Request ▸
Below are the records. List every line holding the word "alkyl".

Records supplied ▸
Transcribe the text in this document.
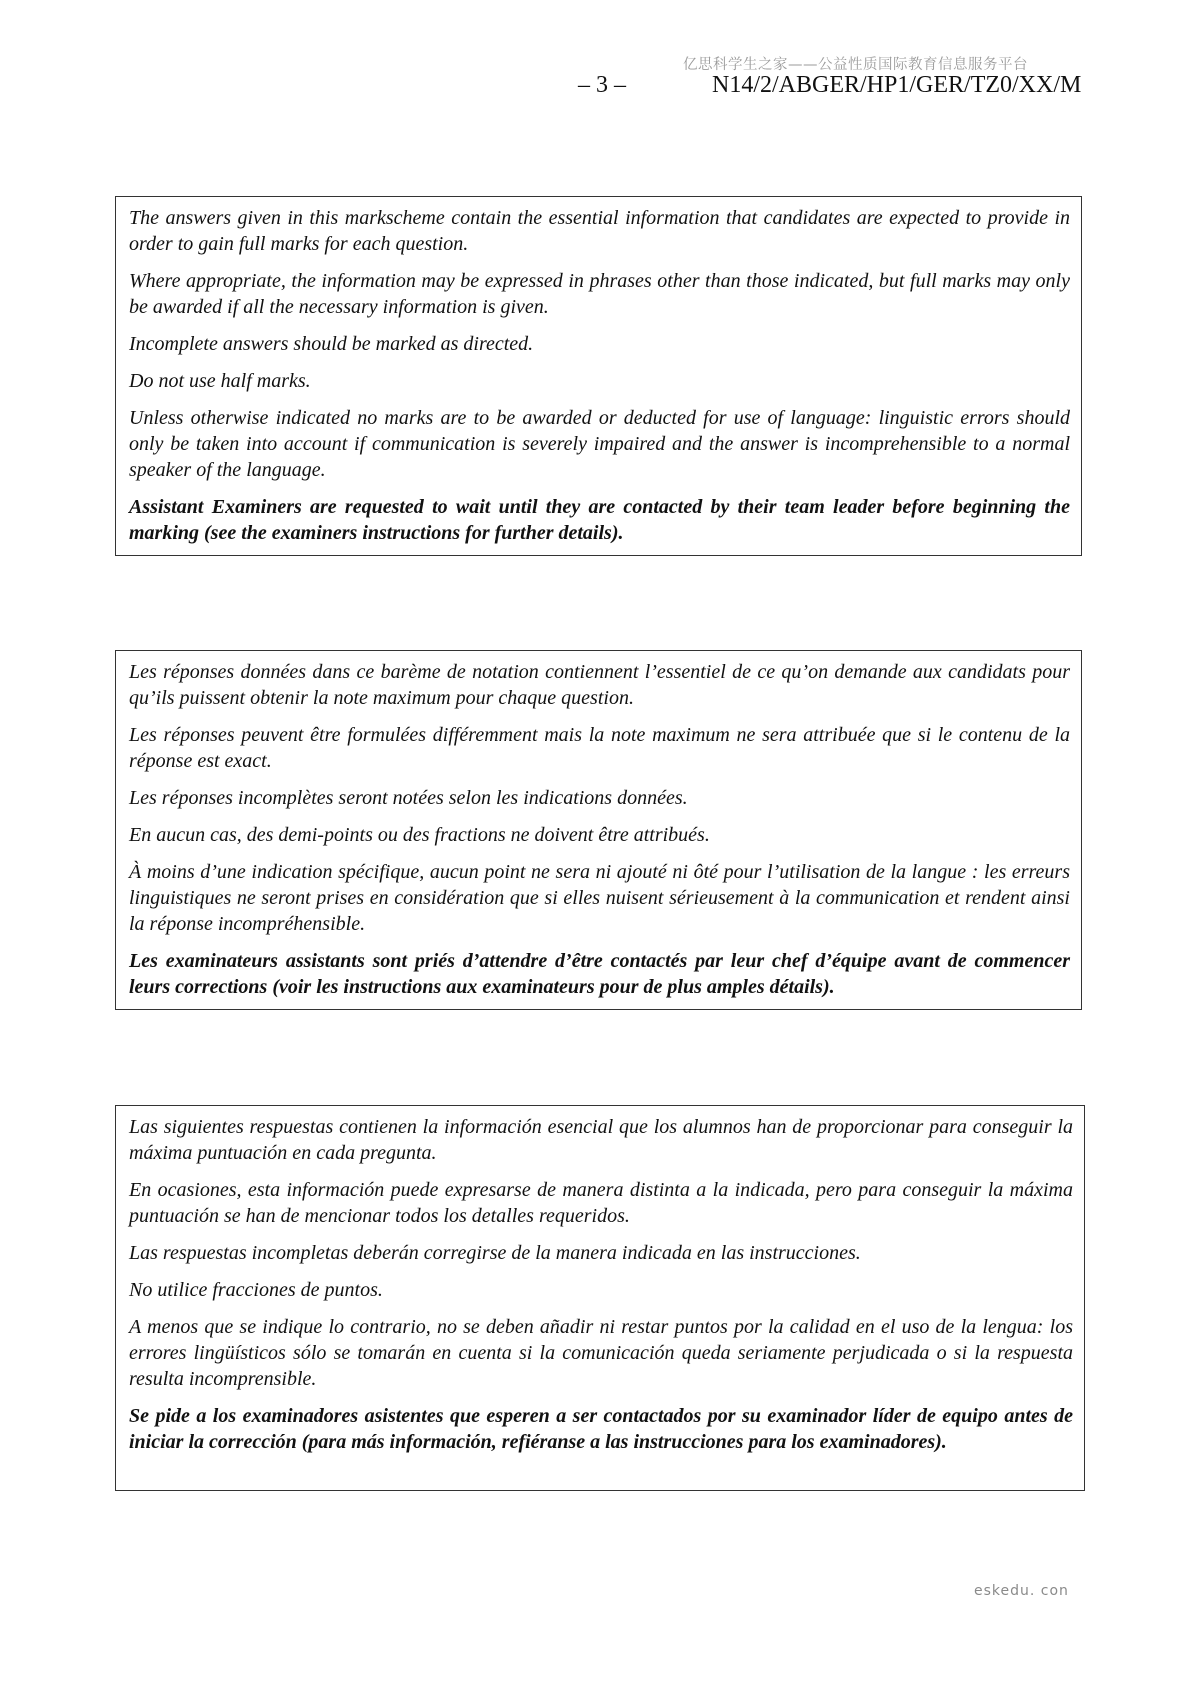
亿思科学生之家——公益性质国际教育信息服务平台
– 3 –	N14/2/ABGER/HP1/GER/TZ0/XX/M

The answers given in this markscheme contain the essential information that candidates are expected to provide in order to gain full marks for each question.

Where appropriate, the information may be expressed in phrases other than those indicated, but full marks may only be awarded if all the necessary information is given.

Incomplete answers should be marked as directed.

Do not use half marks.

Unless otherwise indicated no marks are to be awarded or deducted for use of language: linguistic errors should only be taken into account if communication is severely impaired and the answer is incomprehensible to a normal speaker of the language.

Assistant Examiners are requested to wait until they are contacted by their team leader before beginning the marking (see the examiners instructions for further details).

Les réponses données dans ce barème de notation contiennent l’essentiel de ce qu’on demande aux candidats pour qu’ils puissent obtenir la note maximum pour chaque question.

Les réponses peuvent être formulées différemment mais la note maximum ne sera attribuée que si le contenu de la réponse est exact.

Les réponses incomplètes seront notées selon les indications données.

En aucun cas, des demi-points ou des fractions ne doivent être attribués.

À moins d’une indication spécifique, aucun point ne sera ni ajouté ni ôté pour l’utilisation de la langue : les erreurs linguistiques ne seront prises en considération que si elles nuisent sérieusement à la communication et rendent ainsi la réponse incompréhensible.

Les examinateurs assistants sont priés d’attendre d’être contactés par leur chef d’équipe avant de commencer leurs corrections (voir les instructions aux examinateurs pour de plus amples détails).

Las siguientes respuestas contienen la información esencial que los alumnos han de proporcionar para conseguir la máxima puntuación en cada pregunta.

En ocasiones, esta información puede expresarse de manera distinta a la indicada, pero para conseguir la máxima puntuación se han de mencionar todos los detalles requeridos.

Las respuestas incompletas deberán corregirse de la manera indicada en las instrucciones.

No utilice fracciones de puntos.

A menos que se indique lo contrario, no se deben añadir ni restar puntos por la calidad en el uso de la lengua: los errores lingüísticos sólo se tomarán en cuenta si la comunicación queda seriamente perjudicada o si la respuesta resulta incomprensible.

Se pide a los examinadores asistentes que esperen a ser contactados por su examinador líder de equipo antes de iniciar la corrección (para más información, refiéranse a las instrucciones para los examinadores).

eskedu. con
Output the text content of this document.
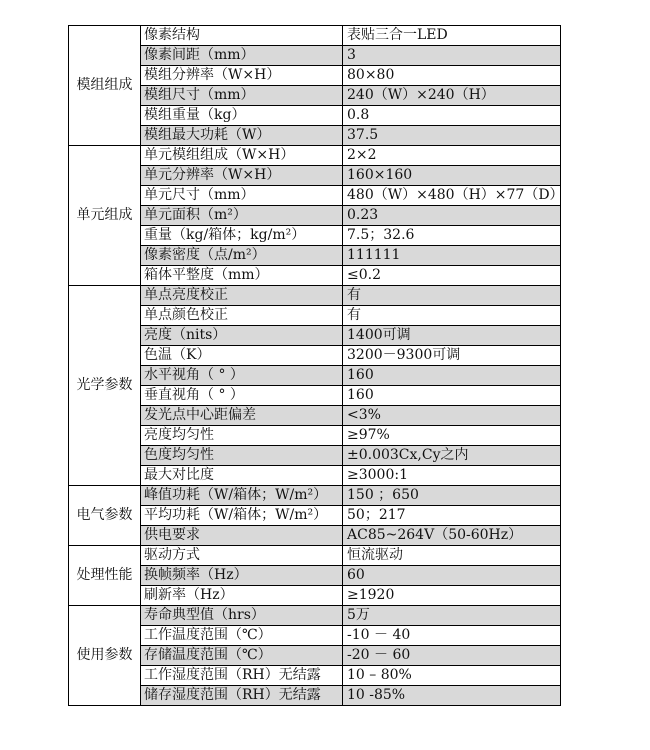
模组组成	像素结构	表贴三合一LED
	像素间距（mm）	3
	模组分辨率（W×H）	80×80
	模组尺寸（mm）	240（W）×240（H）
	模组重量（kg）	0.8
	模组最大功耗（W）	37.5
单元组成	单元模组组成（W×H）	2×2
	单元分辨率（W×H）	160×160
	单元尺寸（mm）	480（W）×480（H）×77（D）
	单元面积（m²）	0.23
	重量（kg/箱体；kg/m²）	7.5；32.6
	像素密度（点/m²）	111111
	箱体平整度（mm）	≤0.2
光学参数	单点亮度校正	有
	单点颜色校正	有
	亮度（nits）	1400可调
	色温（K）	3200－9300可调
	水平视角（ ° ）	160
	垂直视角（ ° ）	160
	发光点中心距偏差	<3%
	亮度均匀性	≥97%
	色度均匀性	±0.003Cx,Cy之内
	最大对比度	≥3000:1
电气参数	峰值功耗（W/箱体；W/m²）	150 ；650
	平均功耗（W/箱体；W/m²）	50；217
	供电要求	AC85~264V（50-60Hz）
处理性能	驱动方式	恒流驱动
	换帧频率（Hz）	60
	刷新率（Hz）	≥1920
使用参数	寿命典型值（hrs）	5万
	工作温度范围（℃）	-10 － 40
	存储温度范围（℃）	-20 － 60
	工作湿度范围（RH）无结露	10 – 80%
	储存湿度范围（RH）无结露	10 -85%
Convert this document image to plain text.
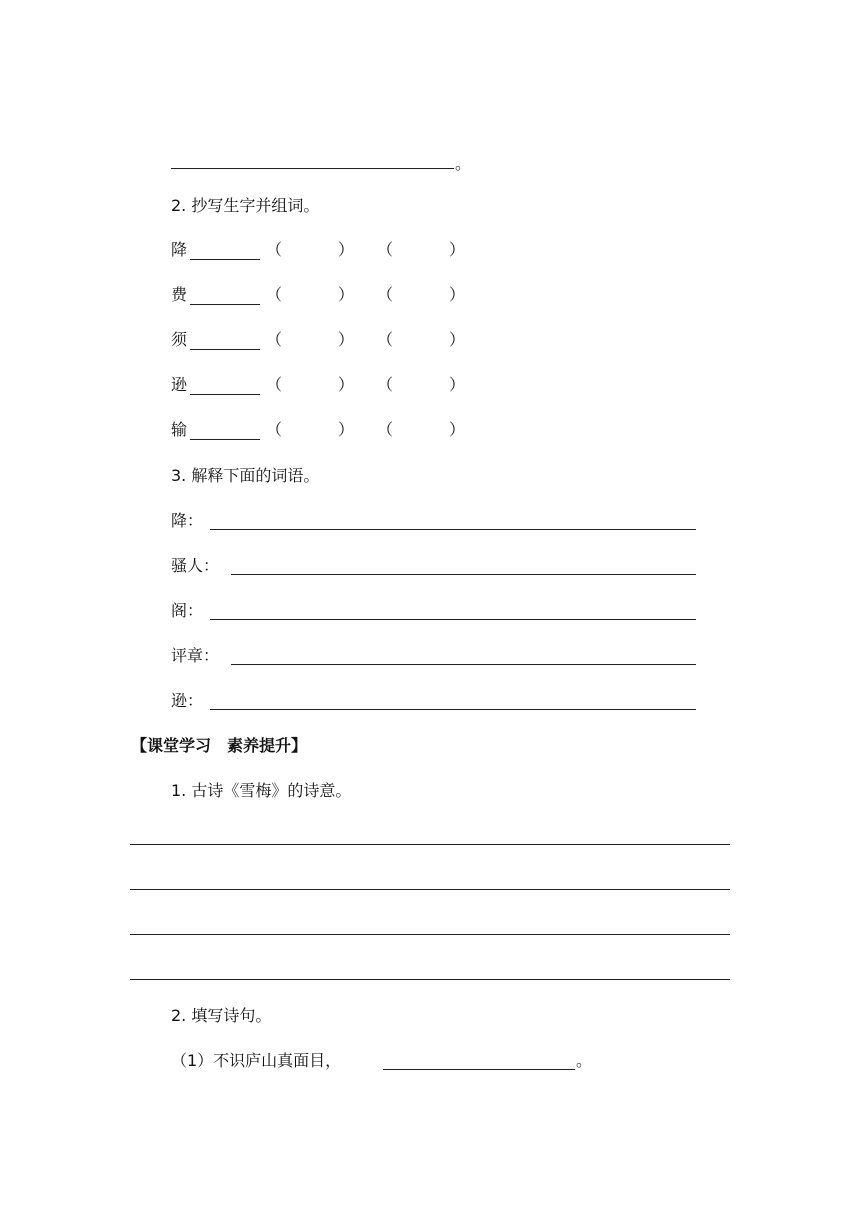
。
2. 抄写生字并组词。
降	（	） （	）
费	（	） （	）
须	（	） （	）
逊	（	） （	）
输	（	） （	）
3. 解释下面的词语。
降：
骚人：
阁：
评章：
逊：
【课堂学习　素养提升】
1. 古诗《雪梅》的诗意。
2. 填写诗句。
（1）不识庐山真面目，	。
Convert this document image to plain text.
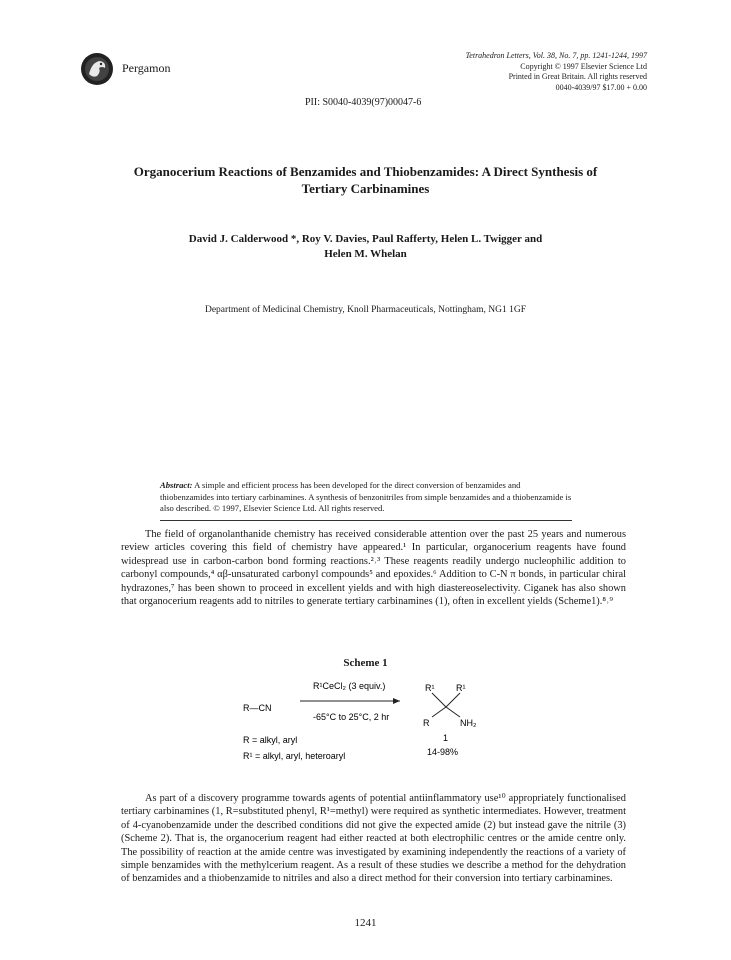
Pergamon
Tetrahedron Letters, Vol. 38, No. 7, pp. 1241-1244, 1997
Copyright © 1997 Elsevier Science Ltd
Printed in Great Britain. All rights reserved
0040-4039/97 $17.00 + 0.00
PII: S0040-4039(97)00047-6
Organocerium Reactions of Benzamides and Thiobenzamides: A Direct Synthesis of
Tertiary Carbinamines
David J. Calderwood *, Roy V. Davies, Paul Rafferty, Helen L. Twigger and
Helen M. Whelan
Department of Medicinal Chemistry, Knoll Pharmaceuticals, Nottingham, NG1 1GF
Abstract: A simple and efficient process has been developed for the direct conversion of benzamides and thiobenzamides into tertiary carbinamines. A synthesis of benzonitriles from simple benzamides and a thiobenzamide is also described. © 1997, Elsevier Science Ltd. All rights reserved.

The field of organolanthanide chemistry has received considerable attention over the past 25 years and numerous review articles covering this field of chemistry have appeared.¹ In particular, organocerium reagents have found widespread use in carbon-carbon bond forming reactions.²˒³ These reagents readily undergo nucleophilic addition to carbonyl compounds,⁴ αβ-unsaturated carbonyl compounds⁵ and epoxides.⁶ Addition to C-N π bonds, in particular chiral hydrazones,⁷ has been shown to proceed in excellent yields and with high diastereoselectivity. Ciganek has also shown that organocerium reagents add to nitriles to generate tertiary carbinamines (1), often in excellent yields (Scheme1).⁸˒⁹

Scheme 1
R—CN
R¹CeCl₂ (3 equiv.)
-65°C to 25°C, 2 hr
R¹ R¹
R	NH₂
1
14-98%
R = alkyl, aryl
R¹ = alkyl, aryl, heteroaryl

As part of a discovery programme towards agents of potential antiinflammatory use¹⁰ appropriately functionalised tertiary carbinamines (1, R=substituted phenyl, R¹=methyl) were required as synthetic intermediates. However, treatment of 4-cyanobenzamide under the described conditions did not give the expected amide (2) but instead gave the nitrile (3) (Scheme 2). That is, the organocerium reagent had either reacted at both electrophilic centres or the amide centre only. The possibility of reaction at the amide centre was investigated by examining independently the reactions of a variety of simple benzamides with the methylcerium reagent. As a result of these studies we describe a method for the dehydration of benzamides and a thiobenzamide to nitriles and also a direct method for their conversion into tertiary carbinamines.

1241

Task response ▸
R = alkyl, aryl
R¹ = alkyl, aryl, heteroaryl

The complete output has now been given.